### Dataset records

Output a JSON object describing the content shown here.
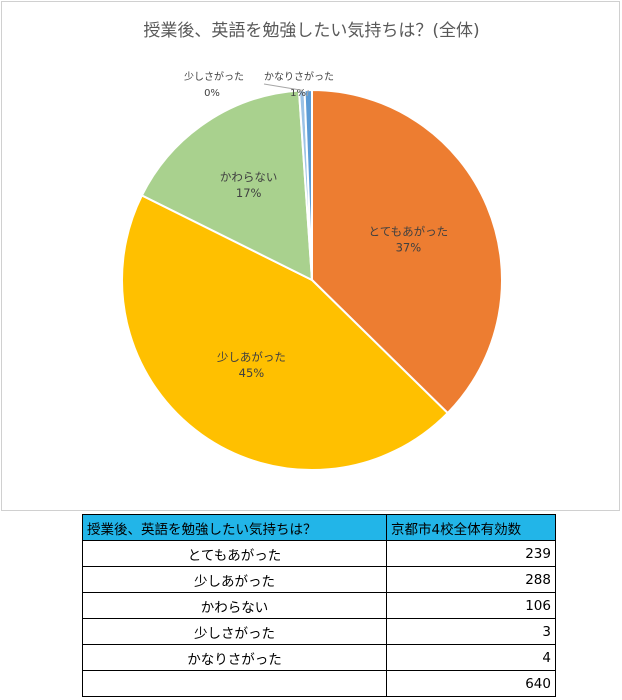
{
  "chart_data": {
    "type": "pie",
    "title": "授業後、英語を勉強したい気持ちは？(全体)",
    "slices": [
      {
        "label": "とてもあがった",
        "value": 239,
        "percent_label": "37%",
        "color": "#ED7D31"
      },
      {
        "label": "少しあがった",
        "value": 288,
        "percent_label": "45%",
        "color": "#FFC000"
      },
      {
        "label": "かわらない",
        "value": 106,
        "percent_label": "17%",
        "color": "#A9D18E"
      },
      {
        "label": "少しさがった",
        "value": 3,
        "percent_label": "0%",
        "color": "#9DC3E6"
      },
      {
        "label": "かなりさがった",
        "value": 4,
        "percent_label": "1%",
        "color": "#5B9BD5"
      }
    ]
  },
  "table": {
    "header": [
      "授業後、英語を勉強したい気持ちは？",
      "京都市4校全体有効数"
    ],
    "rows": [
      [
        "とてもあがった",
        "239"
      ],
      [
        "少しあがった",
        "288"
      ],
      [
        "かわらない",
        "106"
      ],
      [
        "少しさがった",
        "3"
      ],
      [
        "かなりさがった",
        "4"
      ]
    ],
    "total": "640"
  }
}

### What the task asks
What is needed is an exact reproduction of the data, pictures excluded.

### Finished exercise
Output a JSON object describing the content shown here.
{
  "chart_data": {
    "type": "pie",
    "title": "授業後、英語を勉強したい気持ちは？(全体)",
    "slices": [
      {
        "label": "とてもあがった",
        "value": 239,
        "percent_label": "37%",
        "color": "#ED7D31"
      },
      {
        "label": "少しあがった",
        "value": 288,
        "percent_label": "45%",
        "color": "#FFC000"
      },
      {
        "label": "かわらない",
        "value": 106,
        "percent_label": "17%",
        "color": "#A9D18E"
      },
      {
        "label": "少しさがった",
        "value": 3,
        "percent_label": "0%",
        "color": "#9DC3E6"
      },
      {
        "label": "かなりさがった",
        "value": 4,
        "percent_label": "1%",
        "color": "#5B9BD5"
      }
    ]
  },
  "table": {
    "header": [
      "授業後、英語を勉強したい気持ちは？",
      "京都市4校全体有効数"
    ],
    "rows": [
      [
        "とてもあがった",
        "239"
      ],
      [
        "少しあがった",
        "288"
      ],
      [
        "かわらない",
        "106"
      ],
      [
        "少しさがった",
        "3"
      ],
      [
        "かなりさがった",
        "4"
      ]
    ],
    "total": "640"
  }
}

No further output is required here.